=== Records for this task ===

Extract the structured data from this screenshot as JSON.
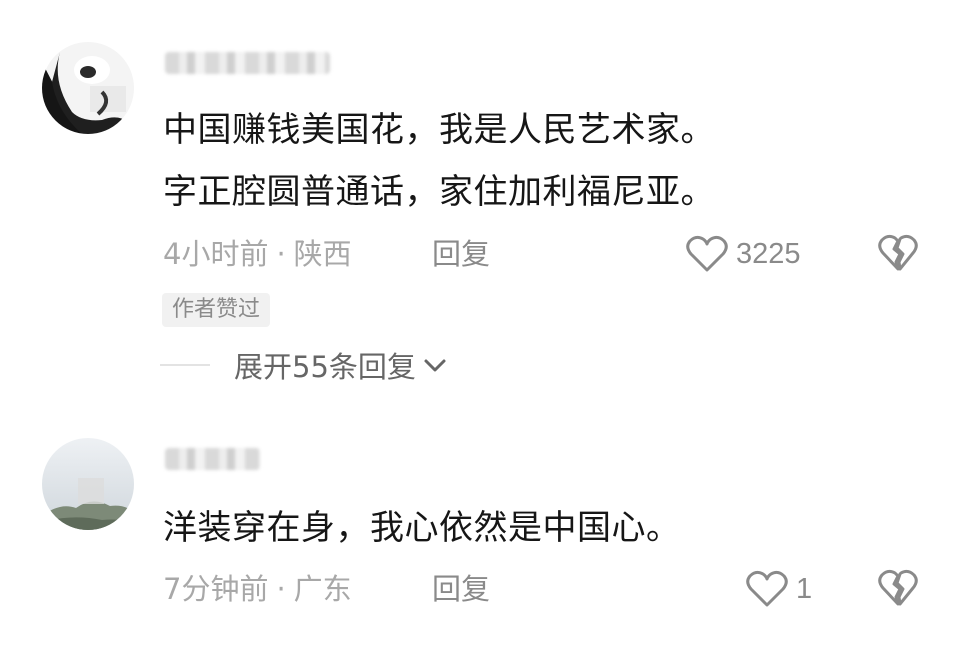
{
  "comments": [
    {
      "lines": [
        "中国赚钱美国花，我是人民艺术家。",
        "字正腔圆普通话，家住加利福尼亚。"
      ],
      "time": "4小时前",
      "location": "陕西",
      "reply_label": "回复",
      "like_count": "3225",
      "badge": "作者赞过",
      "expand_label": "展开55条回复"
    },
    {
      "lines": [
        "洋装穿在身，我心依然是中国心。"
      ],
      "time": "7分钟前",
      "location": "广东",
      "reply_label": "回复",
      "like_count": "1"
    }
  ],
  "meta_separator": "·",
  "icons": {
    "like": "heart-outline-icon",
    "dislike": "broken-heart-icon",
    "expand": "chevron-down-icon"
  },
  "colors": {
    "text": "#161616",
    "meta": "#a8a8a8",
    "action": "#8a8a8a",
    "badge_bg": "#f1f1f1"
  }
}
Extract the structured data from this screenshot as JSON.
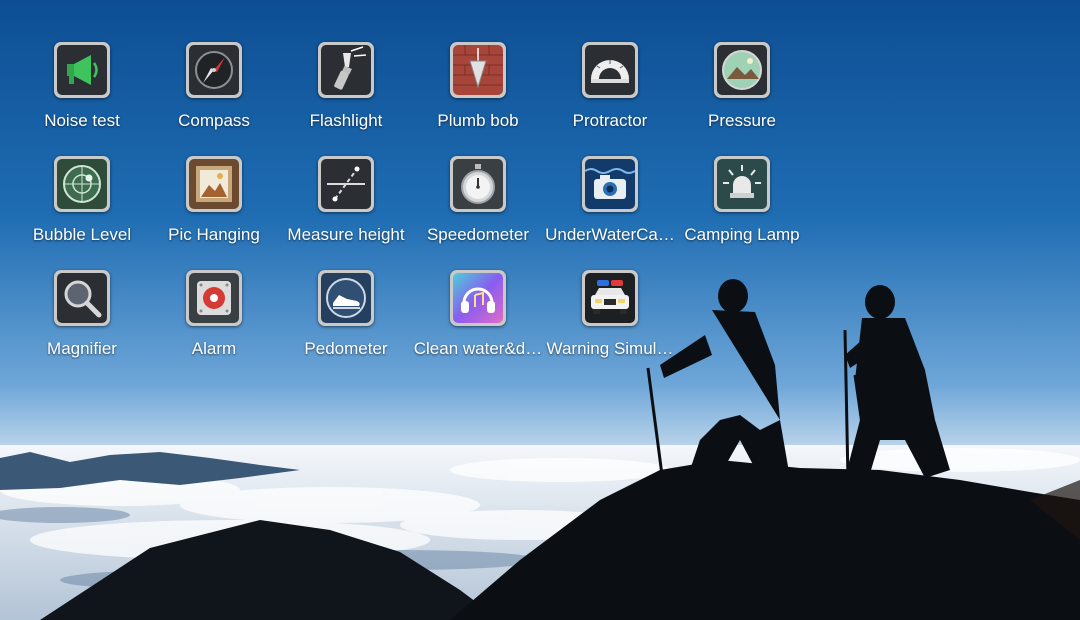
{
  "apps": [
    {
      "label": "Noise test",
      "icon": "megaphone-icon"
    },
    {
      "label": "Compass",
      "icon": "compass-icon"
    },
    {
      "label": "Flashlight",
      "icon": "flashlight-icon"
    },
    {
      "label": "Plumb bob",
      "icon": "plumb-bob-icon"
    },
    {
      "label": "Protractor",
      "icon": "protractor-icon"
    },
    {
      "label": "Pressure",
      "icon": "pressure-icon"
    },
    {
      "label": "Bubble Level",
      "icon": "bubble-level-icon"
    },
    {
      "label": "Pic Hanging",
      "icon": "picture-frame-icon"
    },
    {
      "label": "Measure height",
      "icon": "measure-height-icon"
    },
    {
      "label": "Speedometer",
      "icon": "stopwatch-icon"
    },
    {
      "label": "UnderWaterCa…",
      "icon": "underwater-camera-icon"
    },
    {
      "label": "Camping Lamp",
      "icon": "lamp-icon"
    },
    {
      "label": "Magnifier",
      "icon": "magnifier-icon"
    },
    {
      "label": "Alarm",
      "icon": "alarm-icon"
    },
    {
      "label": "Pedometer",
      "icon": "shoe-icon"
    },
    {
      "label": "Clean water&d…",
      "icon": "headphones-icon"
    },
    {
      "label": "Warning Simul…",
      "icon": "police-car-icon"
    }
  ]
}
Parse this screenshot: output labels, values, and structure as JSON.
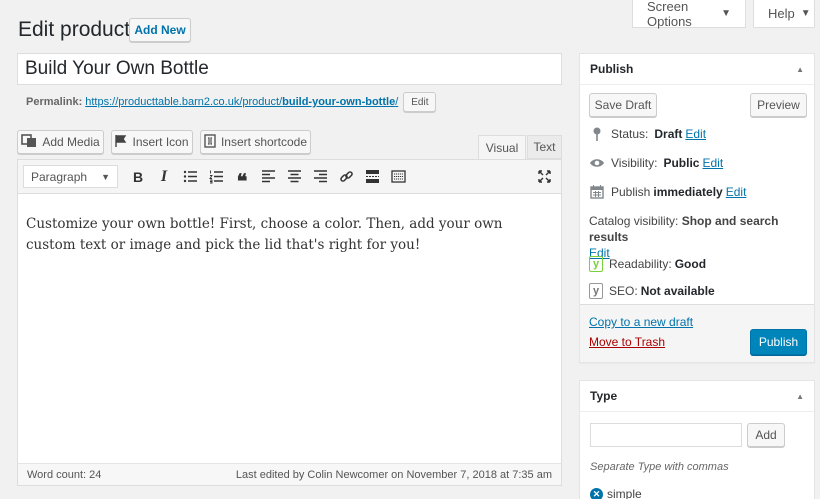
{
  "screen_meta": {
    "screen_options_label": "Screen Options",
    "help_label": "Help"
  },
  "header": {
    "title": "Edit product",
    "add_new_label": "Add New"
  },
  "post": {
    "title_value": "Build Your Own Bottle",
    "permalink_label": "Permalink:",
    "permalink_base": "https://producttable.barn2.co.uk/product/",
    "permalink_slug": "build-your-own-bottle",
    "permalink_tail": "/",
    "permalink_edit_label": "Edit"
  },
  "media_buttons": {
    "add_media": "Add Media",
    "insert_icon": "Insert Icon",
    "insert_shortcode": "Insert shortcode"
  },
  "editor": {
    "tab_visual": "Visual",
    "tab_text": "Text",
    "format_select": "Paragraph",
    "content": "Customize your own bottle! First, choose a color. Then, add your own custom text or image and pick the lid that's right for you!",
    "word_count": "Word count: 24",
    "last_edited": "Last edited by Colin Newcomer on November 7, 2018 at 7:35 am",
    "toolbar_icons": [
      "bold-icon",
      "italic-icon",
      "bulleted-list-icon",
      "numbered-list-icon",
      "blockquote-icon",
      "align-left-icon",
      "align-center-icon",
      "align-right-icon",
      "link-icon",
      "read-more-icon",
      "toolbar-toggle-icon",
      "fullscreen-icon"
    ]
  },
  "publish_box": {
    "title": "Publish",
    "save_draft": "Save Draft",
    "preview": "Preview",
    "status_label": "Status:",
    "status_value": "Draft",
    "visibility_label": "Visibility:",
    "visibility_value": "Public",
    "publish_label": "Publish",
    "publish_value": "immediately",
    "catalog_label": "Catalog visibility:",
    "catalog_value": "Shop and search results",
    "readability_label": "Readability:",
    "readability_value": "Good",
    "seo_label": "SEO:",
    "seo_value": "Not available",
    "edit_link": "Edit",
    "copy_draft": "Copy to a new draft",
    "move_trash": "Move to Trash",
    "publish_button": "Publish"
  },
  "type_box": {
    "title": "Type",
    "input_value": "",
    "add_label": "Add",
    "hint": "Separate Type with commas",
    "tags": [
      "simple"
    ]
  },
  "colors": {
    "accent": "#0073aa",
    "primary_button": "#0085ba",
    "trash": "#a00",
    "yoast_green": "#7ad03a"
  }
}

===

> _Required work_: Repeat everything in the records precisely. Images are excluded from the copy.

> _Finished exercise_:
Extract the structured data from this screenshot as JSON.
{
  "comments": [
    {
      "lines": [
        "中国赚钱美国花，我是人民艺术家。",
        "字正腔圆普通话，家住加利福尼亚。"
      ],
      "time": "4小时前",
      "location": "陕西",
      "reply_label": "回复",
      "like_count": "3225",
      "badge": "作者赞过",
      "expand_label": "展开55条回复"
    },
    {
      "lines": [
        "洋装穿在身，我心依然是中国心。"
      ],
      "time": "7分钟前",
      "location": "广东",
      "reply_label": "回复",
      "like_count": "1"
    }
  ],
  "meta_separator": "·",
  "icons": {
    "like": "heart-outline-icon",
    "dislike": "broken-heart-icon",
    "expand": "chevron-down-icon"
  },
  "colors": {
    "text": "#161616",
    "meta": "#a8a8a8",
    "action": "#8a8a8a",
    "badge_bg": "#f1f1f1"
  }
}
Extract the structured data from this screenshot as JSON.
{
  "apps": [
    {
      "label": "Noise test",
      "icon": "megaphone-icon"
    },
    {
      "label": "Compass",
      "icon": "compass-icon"
    },
    {
      "label": "Flashlight",
      "icon": "flashlight-icon"
    },
    {
      "label": "Plumb bob",
      "icon": "plumb-bob-icon"
    },
    {
      "label": "Protractor",
      "icon": "protractor-icon"
    },
    {
      "label": "Pressure",
      "icon": "pressure-icon"
    },
    {
      "label": "Bubble Level",
      "icon": "bubble-level-icon"
    },
    {
      "label": "Pic Hanging",
      "icon": "picture-frame-icon"
    },
    {
      "label": "Measure height",
      "icon": "measure-height-icon"
    },
    {
      "label": "Speedometer",
      "icon": "stopwatch-icon"
    },
    {
      "label": "UnderWaterCa…",
      "icon": "underwater-camera-icon"
    },
    {
      "label": "Camping Lamp",
      "icon": "lamp-icon"
    },
    {
      "label": "Magnifier",
      "icon": "magnifier-icon"
    },
    {
      "label": "Alarm",
      "icon": "alarm-icon"
    },
    {
      "label": "Pedometer",
      "icon": "shoe-icon"
    },
    {
      "label": "Clean water&d…",
      "icon": "headphones-icon"
    },
    {
      "label": "Warning Simul…",
      "icon": "police-car-icon"
    }
  ]
}
Parse this screenshot: output labels, values, and structure as JSON.
{
  "screen_meta": {
    "screen_options_label": "Screen Options",
    "help_label": "Help"
  },
  "header": {
    "title": "Edit product",
    "add_new_label": "Add New"
  },
  "post": {
    "title_value": "Build Your Own Bottle",
    "permalink_label": "Permalink:",
    "permalink_base": "https://producttable.barn2.co.uk/product/",
    "permalink_slug": "build-your-own-bottle",
    "permalink_tail": "/",
    "permalink_edit_label": "Edit"
  },
  "media_buttons": {
    "add_media": "Add Media",
    "insert_icon": "Insert Icon",
    "insert_shortcode": "Insert shortcode"
  },
  "editor": {
    "tab_visual": "Visual",
    "tab_text": "Text",
    "format_select": "Paragraph",
    "content": "Customize your own bottle! First, choose a color. Then, add your own custom text or image and pick the lid that's right for you!",
    "word_count": "Word count: 24",
    "last_edited": "Last edited by Colin Newcomer on November 7, 2018 at 7:35 am",
    "toolbar_icons": [
      "bold-icon",
      "italic-icon",
      "bulleted-list-icon",
      "numbered-list-icon",
      "blockquote-icon",
      "align-left-icon",
      "align-center-icon",
      "align-right-icon",
      "link-icon",
      "read-more-icon",
      "toolbar-toggle-icon",
      "fullscreen-icon"
    ]
  },
  "publish_box": {
    "title": "Publish",
    "save_draft": "Save Draft",
    "preview": "Preview",
    "status_label": "Status:",
    "status_value": "Draft",
    "visibility_label": "Visibility:",
    "visibility_value": "Public",
    "publish_label": "Publish",
    "publish_value": "immediately",
    "catalog_label": "Catalog visibility:",
    "catalog_value": "Shop and search results",
    "readability_label": "Readability:",
    "readability_value": "Good",
    "seo_label": "SEO:",
    "seo_value": "Not available",
    "edit_link": "Edit",
    "copy_draft": "Copy to a new draft",
    "move_trash": "Move to Trash",
    "publish_button": "Publish"
  },
  "type_box": {
    "title": "Type",
    "input_value": "",
    "add_label": "Add",
    "hint": "Separate Type with commas",
    "tags": [
      "simple"
    ]
  },
  "colors": {
    "accent": "#0073aa",
    "primary_button": "#0085ba",
    "trash": "#a00",
    "yoast_green": "#7ad03a"
  }
}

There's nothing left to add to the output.